Source document
Most students of nature sooner or later pass through a process of writing off a large percentage of their supposed capital of knowledge as a merely illusory asset. As we trace more accurately certain familiar sequences of phenomena we begin to realize how closely these sequences, or laws, as we call them, are hemmed round by still other laws of which we can form no notion. With myself this writing off of illusory assets has gone rather far and the cobweb of supposed knowledge has been pinched (as some one has phrased) into a particularly small pill.

 
William Crookes
 

They say that, 'Why are you telling us that this Knowledge has to be taken from me?' But I don't say that this Knowledge has to be taken from me. I want that you should take this Knowledge, that's only I want to tell you. I don't say take from, from me. Take it. If you want to take it from me, go ahead. I'll give you. You can get it from someone else, go to someone he will give you. But the problem is you have to take it. That is the main thing. That doesn't mean you take from me. Go around the world, search for the spiritual master. If you cannot get this Knowledge, and you cannot receive this true Knowledge, then please come to me and I will give you this Knowledge.

 
Maharaji (Prem Rawat)
 

Freedom does not consist in any dreamt-of independence from natural laws, but in the knowledge of these laws, and in the possibility this gives of systematically making them work towards definite ends.

Problems and tasks
a – In the quotations on knowledge, what does freedom consist in?
b – Rewrite the part of the quotations on knowledge that opens with the words containing "They say that, 'Why" and closes with "towards definite ends.", replacing "spiritual master" with "wise teacher".
c – Carry the quotations on knowledge forward from the point where they stop.
The records that come next were taken from a separate source.

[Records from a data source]
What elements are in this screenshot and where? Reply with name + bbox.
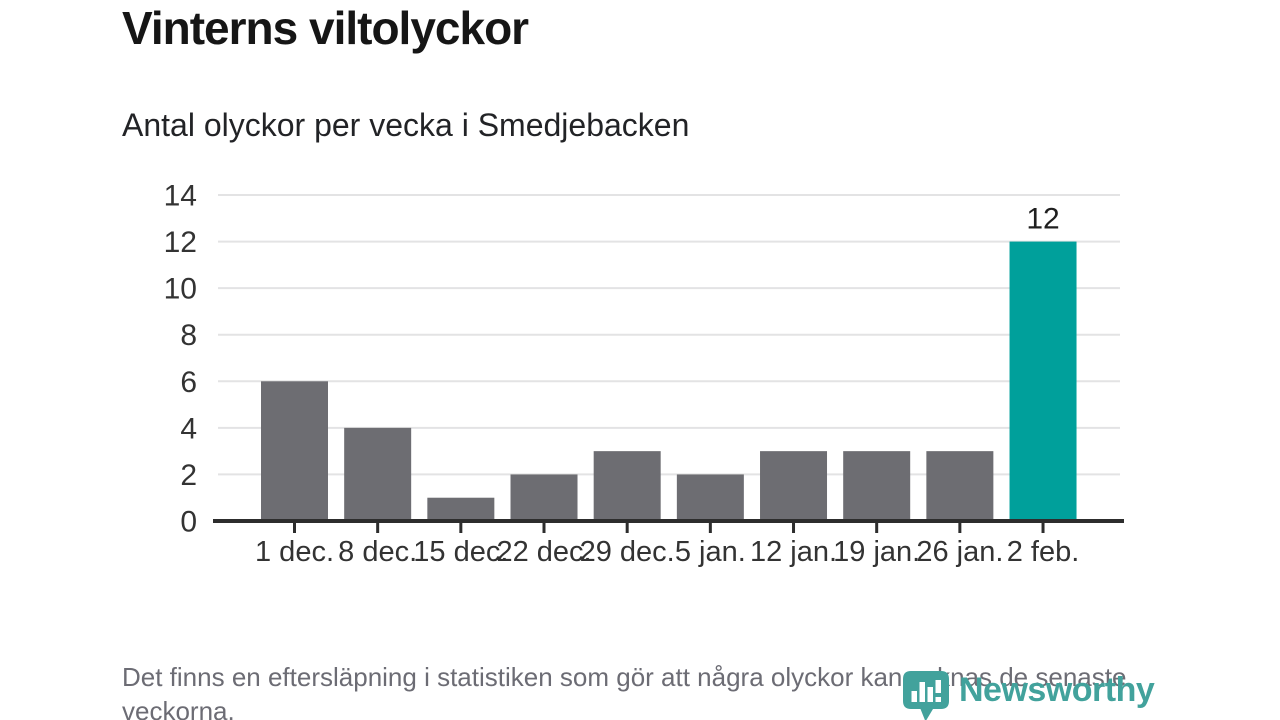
x-axis-label: 22 dec. xyxy=(496,536,591,568)
bar xyxy=(926,451,994,521)
newsworthy-logo: Newsworthy xyxy=(903,671,1155,720)
bar xyxy=(427,497,495,521)
y-axis-label: 0 xyxy=(180,506,197,539)
x-axis-label: 8 dec. xyxy=(338,536,417,568)
highlight-bar xyxy=(1009,241,1077,522)
footnote: Det finns en eftersläpning i statistiken… xyxy=(122,662,1127,720)
y-axis-label: 6 xyxy=(180,366,197,399)
x-axis-label: 1 dec. xyxy=(255,536,334,568)
bar-chart: 0 2 4 6 8 10 12 14 1 dec. 8 dec.15 dec.22 dec.29 … xyxy=(164,180,1124,568)
y-axis-label: 12 xyxy=(164,226,197,259)
x-axis-label: 12 jan. xyxy=(750,536,837,568)
x-axis-label: 15 dec. xyxy=(413,536,508,568)
bar xyxy=(261,381,328,521)
newsworthy-wordmark: Newsworthy xyxy=(959,671,1155,709)
bar xyxy=(843,451,911,521)
y-axis-label: 8 xyxy=(180,319,197,352)
bar xyxy=(676,474,744,521)
bar xyxy=(593,451,661,521)
bar xyxy=(760,451,828,521)
x-axis-label: 2 feb. xyxy=(1007,536,1080,568)
value-label: 12 xyxy=(1026,203,1059,236)
y-axis-label: 10 xyxy=(164,273,197,306)
chart-title: Vinterns viltolyckor xyxy=(122,2,529,54)
bar xyxy=(510,474,578,521)
y-axis-label: 14 xyxy=(164,180,197,213)
x-axis-label: 19 jan. xyxy=(833,536,920,568)
y-axis-label: 4 xyxy=(180,412,197,445)
y-axis-label: 2 xyxy=(180,459,197,492)
bar xyxy=(344,427,412,521)
x-axis-label: 5 jan. xyxy=(675,536,746,568)
x-axis-label: 29 dec. xyxy=(580,536,675,568)
newsworthy-bubble-chart-icon xyxy=(903,671,949,720)
x-axis-label: 26 jan. xyxy=(916,536,1003,568)
chart-subtitle: Antal olyckor per vecka i Smedjebacken xyxy=(122,107,690,143)
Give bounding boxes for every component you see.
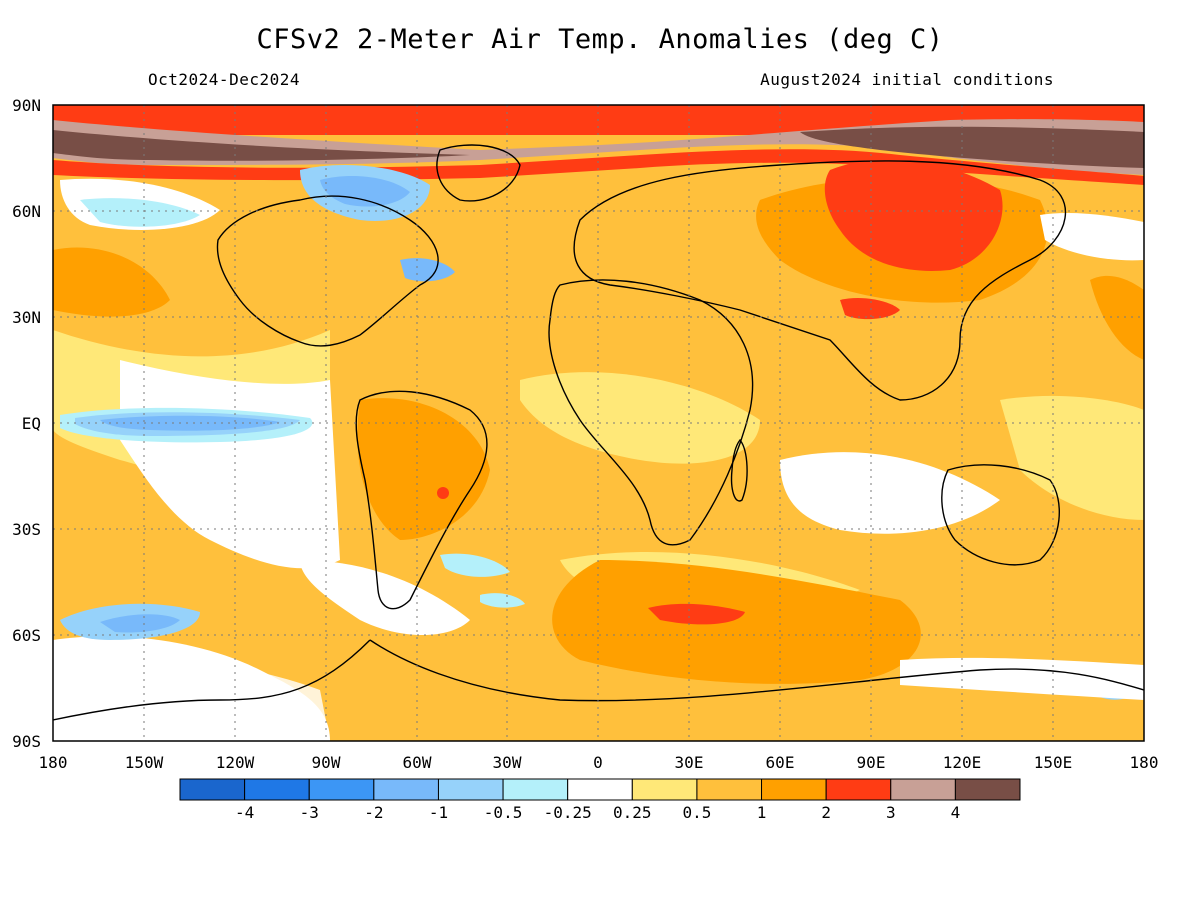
region-north-pacific-warm	[53, 247, 170, 317]
north-america-outline	[216, 195, 439, 347]
colorbar-label: 0.25	[613, 803, 652, 822]
arctic-extreme-east	[800, 126, 1144, 168]
colorbar-label: 1	[757, 803, 767, 822]
forecast-period: Oct2024-Dec2024	[148, 70, 300, 89]
region-southern-ocean-warm	[552, 560, 921, 684]
colorbar-swatch	[502, 778, 569, 801]
lon-tick-label: 30E	[675, 753, 704, 772]
antarctica-west-outline	[53, 639, 371, 721]
lat-tick-label: 90S	[12, 732, 41, 751]
colorbar-swatch	[761, 778, 827, 801]
lon-tick-label: 30W	[493, 753, 522, 772]
colorbar-swatch	[179, 778, 246, 801]
lon-tick-label: 150W	[125, 753, 164, 772]
colorbar-swatch	[244, 778, 310, 801]
coastlines	[53, 144, 1144, 721]
lat-tick-label: EQ	[22, 414, 41, 433]
region-west-pacific-light	[1000, 395, 1144, 520]
anomaly-field	[53, 105, 1144, 741]
colorbar-label: 0.5	[682, 803, 711, 822]
region-south-atlantic-cool	[440, 553, 510, 577]
lat-tick-label: 60S	[12, 626, 41, 645]
colorbar-swatch	[890, 778, 956, 801]
colorbar: -4 -3 -2 -1 -0.5 -0.25 0.25 0.5 1 2 3 4	[179, 778, 1021, 822]
lon-tick-label: 150E	[1034, 753, 1073, 772]
region-antarctic-east-neutral	[900, 657, 1144, 700]
map-title: CFSv2 2-Meter Air Temp. Anomalies (deg C…	[256, 24, 944, 55]
region-south-atlantic-cool-2	[480, 593, 525, 608]
lat-tick-label: 60N	[12, 202, 41, 221]
antarctica-outline	[369, 639, 1144, 702]
lon-tick-label: 60W	[403, 753, 432, 772]
colorbar-label: 4	[951, 803, 961, 822]
colorbar-swatch	[825, 778, 892, 801]
lat-tick-label: 30S	[12, 520, 41, 539]
region-northwest-pacific-warm	[1090, 275, 1144, 360]
graticule	[53, 105, 1144, 741]
region-indian-neutral	[780, 452, 1000, 534]
colorbar-label: -0.25	[544, 803, 592, 822]
region-south-indian-hot	[648, 603, 745, 625]
region-alaska-cool	[80, 198, 200, 227]
greenland-outline	[436, 144, 521, 202]
colorbar-label: -2	[364, 803, 383, 822]
region-siberia-hot	[824, 159, 1003, 271]
region-africa-light	[520, 372, 760, 464]
lon-tick-label: 0	[593, 753, 603, 772]
colorbar-label: -3	[300, 803, 319, 822]
map-frame	[52, 104, 1145, 742]
lon-tick-label: 120E	[943, 753, 982, 772]
eurasia-outline	[573, 160, 1067, 401]
initial-conditions: August2024 initial conditions	[760, 70, 1054, 89]
colorbar-label: 3	[886, 803, 896, 822]
lon-tick-label: 180	[39, 753, 68, 772]
colorbar-swatch	[308, 778, 375, 801]
region-tibet-hot	[840, 298, 900, 320]
lon-tick-label: 90E	[857, 753, 886, 772]
region-brazil-hot	[437, 487, 449, 499]
colorbar-swatch	[954, 778, 1021, 801]
lon-axis: 180 150W 120W 90W 60W 30W 0 30E 60E 90E …	[39, 753, 1159, 772]
lon-tick-label: 120W	[216, 753, 255, 772]
colorbar-swatch	[373, 778, 439, 801]
madagascar-outline	[730, 438, 748, 502]
colorbar-swatch	[631, 778, 698, 801]
lat-axis: 90N 60N 30N EQ 30S 60S 90S	[12, 96, 41, 751]
region-labrador-cool	[400, 258, 455, 282]
lat-tick-label: 90N	[12, 96, 41, 115]
australia-outline	[941, 464, 1060, 566]
region-south-pacific-cool-strong	[100, 614, 180, 633]
colorbar-swatch	[696, 778, 763, 801]
region-antarctic-pacific-neutral	[53, 656, 330, 741]
colorbar-label: -1	[429, 803, 448, 822]
arctic-extreme-west	[53, 130, 470, 161]
region-canada-cool-strong	[320, 176, 410, 207]
region-south-atlantic-neutral	[300, 560, 470, 635]
south-america-outline	[355, 390, 488, 610]
region-kamchatka-neutral	[1040, 212, 1144, 261]
lat-tick-label: 30N	[12, 308, 41, 327]
colorbar-swatch	[437, 778, 504, 801]
region-enso-cool-strong	[100, 415, 280, 431]
lon-tick-label: 180	[1130, 753, 1159, 772]
colorbar-label: -4	[235, 803, 254, 822]
colorbar-label: -0.5	[484, 803, 523, 822]
lon-tick-label: 90W	[312, 753, 341, 772]
lon-tick-label: 60E	[766, 753, 795, 772]
colorbar-label: 2	[821, 803, 831, 822]
region-south-america-warm	[357, 398, 490, 540]
colorbar-swatch	[567, 778, 633, 801]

Results of the exercise
a – Freedom consists in the knowledge of natural laws and in the possibility this gives of systematically making them work towards definite ends.

b –
They say that, 'Why are you telling us that this Knowledge has to be taken from me?' But I don't say that this Knowledge has to be taken from me. I want that you should take this Knowledge, that's only I want to tell you. I don't say take from, from me. Take it. If you want to take it from me, go ahead. I'll give you. You can get it from someone else, go to someone he will give you. But the problem is you have to take it. That is the main thing. That doesn't mean you take from me. Go around the world, search for the wise teacher. If you cannot get this Knowledge, and you cannot receive this true Knowledge, then please come to me and I will give you this Knowledge.

 
Maharaji (Prem Rawat)
 

Freedom does not consist in any dreamt-of independence from natural laws, but in the knowledge of these laws, and in the possibility this gives of systematically making them work towards definite ends.

c –
Friedrich Engels
 

I am not attempting here a full appreciation of Colonel Roosevelt. He will be known for all time as one of the great men of America. I am only giving you this personal recollection as a little contribution to his memory, as one that I can make from personal knowledge and which is now known only to myself. His conversation about birds was made interesting by quotations from poets. He talked also about politics, and in the whole of his conversation about them there was nothing but the motive of public spirit and patriotism. I saw enough of him to know that to be with him was to be stimulated in the best sense of the word for the work of life. Perhaps it is not yet realised how great he was in the matter of knowledge as well as in action. Everybody knows that he was a great man of action in the fullest sense of the word. The Press has always proclaimed that. It is less often that a tribute is paid to him as a man of knowledge as well as a man of action. Two of your greatest experts in natural history told me the other day that Colonel Roosevelt could, in that department of knowledge, hold his own with experts. His knowledge of literature was also very great, and it was knowledge of the best. It is seldom that you find so great a man of action who was also a man of such wide and accurate knowledge. I happened to be impressed by his knowledge of natural history and literature and to have had first-hand evidence of both, but I gather from others that there were other fields of knowledge in which he was also remarkable.

 
Edward Grey
 

Knowledge is necessary to act in the sense of my going home from here to the place I live; I must have knowledge for this; I must have knowledge to speak English; I must have knowledge to write a letter and so on. Knowledge as function, mechanical function, is necessary. Now if I use that knowledge in my relationship with you, another human being, I am bringing about a barrier, a division between you and me, namely the observer. That is, knowledge, in relationship, in human relationship, is destructive. That is knowledge which is the tradition, the memory, the image, which the mind has built about you, that knowledge is separative and therefore creates conflict in our relationship.